** start Data to process **

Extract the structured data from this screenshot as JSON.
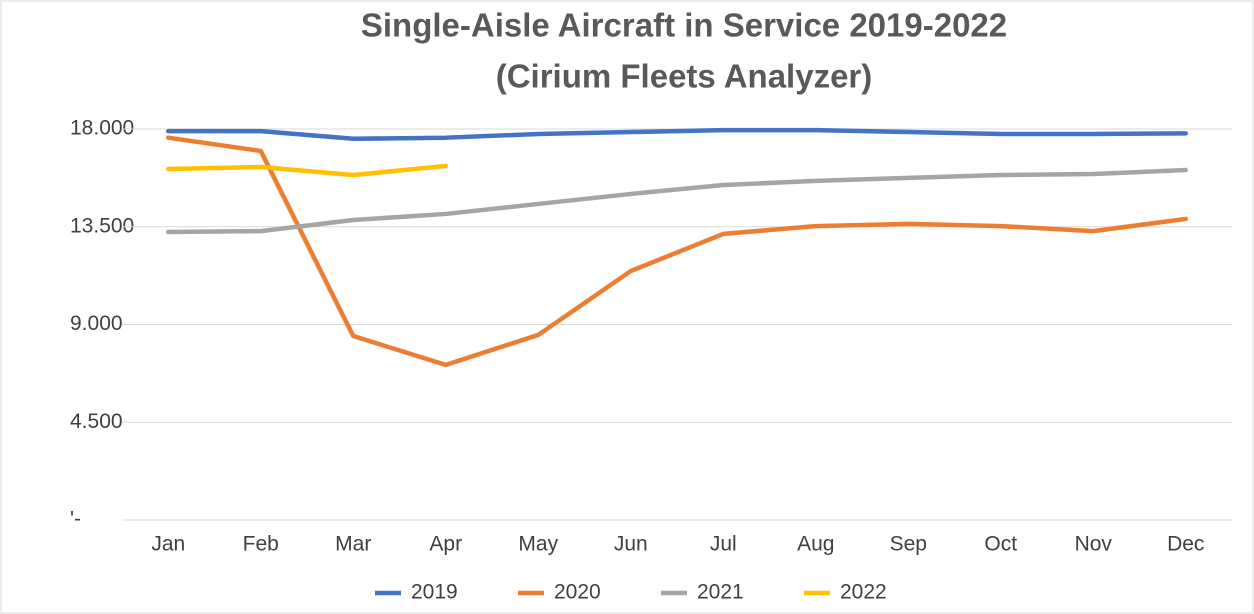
{
  "chart_data": {
    "type": "line",
    "title": "Single-Aisle Aircraft in Service 2019-2022",
    "subtitle": "(Cirium Fleets Analyzer)",
    "categories": [
      "Jan",
      "Feb",
      "Mar",
      "Apr",
      "May",
      "Jun",
      "Jul",
      "Aug",
      "Sep",
      "Oct",
      "Nov",
      "Dec"
    ],
    "series": [
      {
        "name": "2019",
        "color": "#4472c4",
        "values": [
          17900,
          17900,
          17550,
          17600,
          17770,
          17860,
          17950,
          17950,
          17860,
          17770,
          17770,
          17800
        ]
      },
      {
        "name": "2020",
        "color": "#ed7d31",
        "values": [
          17600,
          16990,
          8470,
          7140,
          8520,
          11460,
          13170,
          13530,
          13630,
          13530,
          13300,
          13860
        ]
      },
      {
        "name": "2021",
        "color": "#a5a5a5",
        "values": [
          13260,
          13300,
          13810,
          14090,
          14550,
          15010,
          15420,
          15610,
          15750,
          15880,
          15930,
          16110
        ]
      },
      {
        "name": "2022",
        "color": "#ffc000",
        "values": [
          16160,
          16250,
          15880,
          16300,
          null,
          null,
          null,
          null,
          null,
          null,
          null,
          null
        ]
      }
    ],
    "ylim": [
      0,
      18000
    ],
    "yticks": [
      {
        "value": 0,
        "label": "'-"
      },
      {
        "value": 4500,
        "label": "4.500"
      },
      {
        "value": 9000,
        "label": "9.000"
      },
      {
        "value": 13500,
        "label": "13.500"
      },
      {
        "value": 18000,
        "label": "18.000"
      }
    ],
    "grid": true,
    "legend": "bottom"
  }
}
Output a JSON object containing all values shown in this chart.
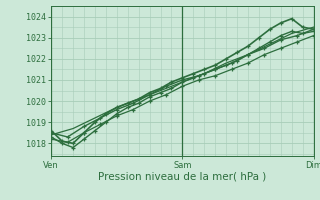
{
  "bg_color": "#cce8d8",
  "grid_color": "#a8cdb8",
  "line_color": "#2d6e3e",
  "marker_color": "#2d6e3e",
  "xlabel": "Pression niveau de la mer( hPa )",
  "xlabel_fontsize": 7.5,
  "tick_label_color": "#2d6e3e",
  "tick_fontsize": 6,
  "yticks": [
    1018,
    1019,
    1020,
    1021,
    1022,
    1023,
    1024
  ],
  "ylim": [
    1017.4,
    1024.5
  ],
  "xlim": [
    0,
    48
  ],
  "xtick_positions": [
    0,
    24,
    48
  ],
  "xtick_labels": [
    "Ven",
    "Sam",
    "Dim"
  ],
  "vline_positions": [
    0,
    24,
    48
  ],
  "series": [
    {
      "x": [
        0,
        2,
        4,
        6,
        8,
        10,
        12,
        14,
        16,
        18,
        20,
        22,
        24,
        26,
        28,
        30,
        32,
        34,
        36,
        38,
        40,
        42,
        44,
        46,
        48
      ],
      "y": [
        1018.6,
        1018.1,
        1018.0,
        1018.5,
        1019.0,
        1019.4,
        1019.7,
        1019.9,
        1020.1,
        1020.4,
        1020.6,
        1020.9,
        1021.1,
        1021.3,
        1021.5,
        1021.7,
        1022.0,
        1022.3,
        1022.6,
        1023.0,
        1023.4,
        1023.7,
        1023.9,
        1023.5,
        1023.4
      ],
      "marker": "+",
      "lw": 1.2
    },
    {
      "x": [
        0,
        2,
        4,
        6,
        8,
        10,
        12,
        14,
        16,
        18,
        20,
        22,
        24,
        26,
        28,
        30,
        32,
        34,
        36,
        38,
        40,
        42,
        44,
        46,
        48
      ],
      "y": [
        1018.3,
        1018.0,
        1017.8,
        1018.2,
        1018.6,
        1019.0,
        1019.4,
        1019.7,
        1019.9,
        1020.2,
        1020.4,
        1020.6,
        1020.9,
        1021.1,
        1021.3,
        1021.5,
        1021.7,
        1021.9,
        1022.2,
        1022.5,
        1022.8,
        1023.1,
        1023.3,
        1023.2,
        1023.3
      ],
      "marker": "+",
      "lw": 1.0
    },
    {
      "x": [
        0,
        3,
        6,
        9,
        12,
        15,
        18,
        21,
        24,
        27,
        30,
        33,
        36,
        39,
        42,
        45,
        48
      ],
      "y": [
        1018.5,
        1018.3,
        1018.8,
        1019.2,
        1019.6,
        1019.9,
        1020.3,
        1020.7,
        1021.0,
        1021.2,
        1021.5,
        1021.8,
        1022.2,
        1022.5,
        1022.9,
        1023.1,
        1023.4
      ],
      "marker": "+",
      "lw": 1.0
    },
    {
      "x": [
        0,
        3,
        6,
        9,
        12,
        15,
        18,
        21,
        24,
        27,
        30,
        33,
        36,
        39,
        42,
        45,
        48
      ],
      "y": [
        1018.2,
        1018.05,
        1018.5,
        1018.9,
        1019.3,
        1019.6,
        1020.0,
        1020.3,
        1020.7,
        1021.0,
        1021.2,
        1021.5,
        1021.8,
        1022.2,
        1022.5,
        1022.8,
        1023.1
      ],
      "marker": "+",
      "lw": 0.9
    },
    {
      "x": [
        0,
        4,
        8,
        12,
        16,
        20,
        24,
        28,
        32,
        36,
        40,
        44,
        48
      ],
      "y": [
        1018.4,
        1018.7,
        1019.2,
        1019.7,
        1020.1,
        1020.5,
        1020.9,
        1021.3,
        1021.8,
        1022.2,
        1022.7,
        1023.2,
        1023.5
      ],
      "marker": null,
      "lw": 0.9
    }
  ]
}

** end Data to process **

Objective: Write out the data precisely as given, excluding the pictures.

Written answer:
Extract the structured data from this screenshot as JSON.
{
  "chart_data": {
    "type": "line",
    "title": "Single-Aisle Aircraft in Service 2019-2022",
    "subtitle": "(Cirium Fleets Analyzer)",
    "categories": [
      "Jan",
      "Feb",
      "Mar",
      "Apr",
      "May",
      "Jun",
      "Jul",
      "Aug",
      "Sep",
      "Oct",
      "Nov",
      "Dec"
    ],
    "series": [
      {
        "name": "2019",
        "color": "#4472c4",
        "values": [
          17900,
          17900,
          17550,
          17600,
          17770,
          17860,
          17950,
          17950,
          17860,
          17770,
          17770,
          17800
        ]
      },
      {
        "name": "2020",
        "color": "#ed7d31",
        "values": [
          17600,
          16990,
          8470,
          7140,
          8520,
          11460,
          13170,
          13530,
          13630,
          13530,
          13300,
          13860
        ]
      },
      {
        "name": "2021",
        "color": "#a5a5a5",
        "values": [
          13260,
          13300,
          13810,
          14090,
          14550,
          15010,
          15420,
          15610,
          15750,
          15880,
          15930,
          16110
        ]
      },
      {
        "name": "2022",
        "color": "#ffc000",
        "values": [
          16160,
          16250,
          15880,
          16300,
          null,
          null,
          null,
          null,
          null,
          null,
          null,
          null
        ]
      }
    ],
    "ylim": [
      0,
      18000
    ],
    "yticks": [
      {
        "value": 0,
        "label": "'-"
      },
      {
        "value": 4500,
        "label": "4.500"
      },
      {
        "value": 9000,
        "label": "9.000"
      },
      {
        "value": 13500,
        "label": "13.500"
      },
      {
        "value": 18000,
        "label": "18.000"
      }
    ],
    "grid": true,
    "legend": "bottom"
  }
}
Output a JSON object containing all values shown in this chart.
{
  "bg_color": "#cce8d8",
  "grid_color": "#a8cdb8",
  "line_color": "#2d6e3e",
  "marker_color": "#2d6e3e",
  "xlabel": "Pression niveau de la mer( hPa )",
  "xlabel_fontsize": 7.5,
  "tick_label_color": "#2d6e3e",
  "tick_fontsize": 6,
  "yticks": [
    1018,
    1019,
    1020,
    1021,
    1022,
    1023,
    1024
  ],
  "ylim": [
    1017.4,
    1024.5
  ],
  "xlim": [
    0,
    48
  ],
  "xtick_positions": [
    0,
    24,
    48
  ],
  "xtick_labels": [
    "Ven",
    "Sam",
    "Dim"
  ],
  "vline_positions": [
    0,
    24,
    48
  ],
  "series": [
    {
      "x": [
        0,
        2,
        4,
        6,
        8,
        10,
        12,
        14,
        16,
        18,
        20,
        22,
        24,
        26,
        28,
        30,
        32,
        34,
        36,
        38,
        40,
        42,
        44,
        46,
        48
      ],
      "y": [
        1018.6,
        1018.1,
        1018.0,
        1018.5,
        1019.0,
        1019.4,
        1019.7,
        1019.9,
        1020.1,
        1020.4,
        1020.6,
        1020.9,
        1021.1,
        1021.3,
        1021.5,
        1021.7,
        1022.0,
        1022.3,
        1022.6,
        1023.0,
        1023.4,
        1023.7,
        1023.9,
        1023.5,
        1023.4
      ],
      "marker": "+",
      "lw": 1.2
    },
    {
      "x": [
        0,
        2,
        4,
        6,
        8,
        10,
        12,
        14,
        16,
        18,
        20,
        22,
        24,
        26,
        28,
        30,
        32,
        34,
        36,
        38,
        40,
        42,
        44,
        46,
        48
      ],
      "y": [
        1018.3,
        1018.0,
        1017.8,
        1018.2,
        1018.6,
        1019.0,
        1019.4,
        1019.7,
        1019.9,
        1020.2,
        1020.4,
        1020.6,
        1020.9,
        1021.1,
        1021.3,
        1021.5,
        1021.7,
        1021.9,
        1022.2,
        1022.5,
        1022.8,
        1023.1,
        1023.3,
        1023.2,
        1023.3
      ],
      "marker": "+",
      "lw": 1.0
    },
    {
      "x": [
        0,
        3,
        6,
        9,
        12,
        15,
        18,
        21,
        24,
        27,
        30,
        33,
        36,
        39,
        42,
        45,
        48
      ],
      "y": [
        1018.5,
        1018.3,
        1018.8,
        1019.2,
        1019.6,
        1019.9,
        1020.3,
        1020.7,
        1021.0,
        1021.2,
        1021.5,
        1021.8,
        1022.2,
        1022.5,
        1022.9,
        1023.1,
        1023.4
      ],
      "marker": "+",
      "lw": 1.0
    },
    {
      "x": [
        0,
        3,
        6,
        9,
        12,
        15,
        18,
        21,
        24,
        27,
        30,
        33,
        36,
        39,
        42,
        45,
        48
      ],
      "y": [
        1018.2,
        1018.05,
        1018.5,
        1018.9,
        1019.3,
        1019.6,
        1020.0,
        1020.3,
        1020.7,
        1021.0,
        1021.2,
        1021.5,
        1021.8,
        1022.2,
        1022.5,
        1022.8,
        1023.1
      ],
      "marker": "+",
      "lw": 0.9
    },
    {
      "x": [
        0,
        4,
        8,
        12,
        16,
        20,
        24,
        28,
        32,
        36,
        40,
        44,
        48
      ],
      "y": [
        1018.4,
        1018.7,
        1019.2,
        1019.7,
        1020.1,
        1020.5,
        1020.9,
        1021.3,
        1021.8,
        1022.2,
        1022.7,
        1023.2,
        1023.5
      ],
      "marker": null,
      "lw": 0.9
    }
  ]
}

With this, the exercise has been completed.